** START OF Rows **
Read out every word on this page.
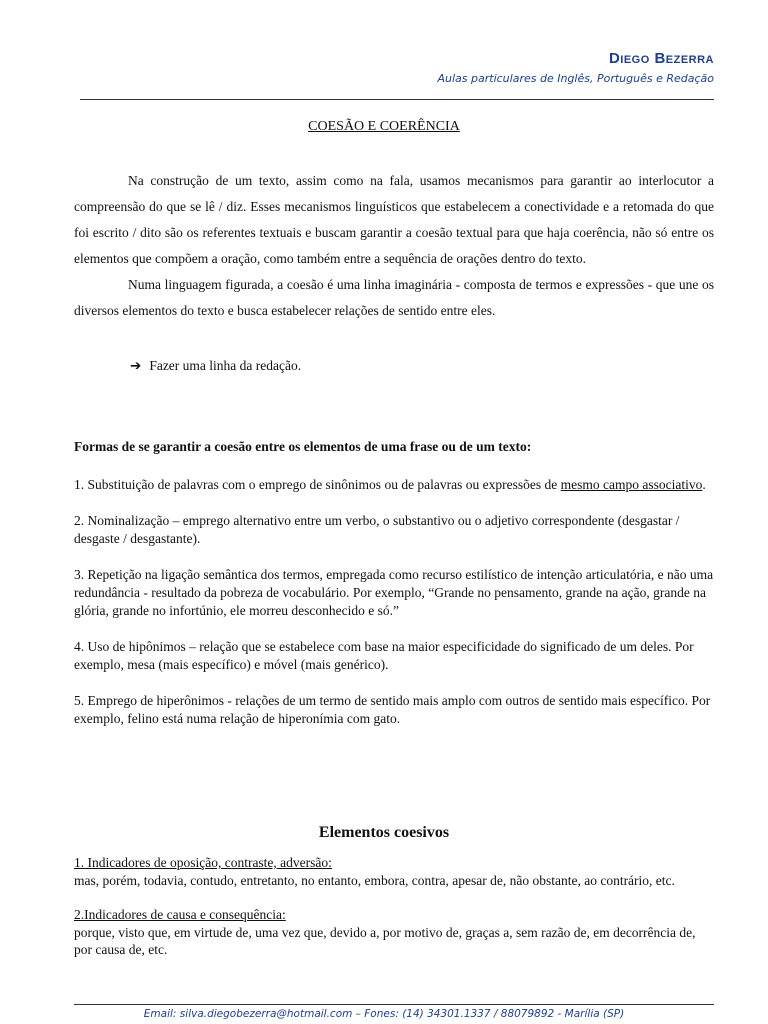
Diego Bezerra
Aulas particulares de Inglês, Português e Redação
COESÃO E COERÊNCIA

Na construção de um texto, assim como na fala, usamos mecanismos para garantir ao interlocutor a compreensão do que se lê / diz. Esses mecanismos linguísticos que estabelecem a conectividade e a retomada do que foi escrito / dito são os referentes textuais e buscam garantir a coesão textual para que haja coerência, não só entre os elementos que compõem a oração, como também entre a sequência de orações dentro do texto.

Numa linguagem figurada, a coesão é uma linha imaginária - composta de termos e expressões - que une os diversos elementos do texto e busca estabelecer relações de sentido entre eles.

➔ Fazer uma linha da redação.
Formas de se garantir a coesão entre os elementos de uma frase ou de um texto:
1. Substituição de palavras com o emprego de sinônimos ou de palavras ou expressões de mesmo campo associativo.
2. Nominalização – emprego alternativo entre um verbo, o substantivo ou o adjetivo correspondente (desgastar / desgaste / desgastante).
3. Repetição na ligação semântica dos termos, empregada como recurso estilístico de intenção articulatória, e não uma redundância - resultado da pobreza de vocabulário. Por exemplo, “Grande no pensamento, grande na ação, grande na glória, grande no infortúnio, ele morreu desconhecido e só.”
4. Uso de hipônimos – relação que se estabelece com base na maior especificidade do significado de um deles. Por exemplo, mesa (mais específico) e móvel (mais genérico).
5. Emprego de hiperônimos - relações de um termo de sentido mais amplo com outros de sentido mais específico. Por exemplo, felino está numa relação de hiperonímia com gato.
Elementos coesivos
1. Indicadores de oposição, contraste, adversão:
mas, porém, todavia, contudo, entretanto, no entanto, embora, contra, apesar de, não obstante, ao contrário, etc.
2.Indicadores de causa e consequência:
porque, visto que, em virtude de, uma vez que, devido a, por motivo de, graças a, sem razão de, em decorrência de, por causa de, etc.
Email: silva.diegobezerra@hotmail.com – Fones: (14) 34301.1337 / 88079892 - Marília (SP)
** END OF Rows **
Requirements —
Some lines of the data above may hold the word "Indicadores"; report how many do, and nothing else.

Reply to the task —
2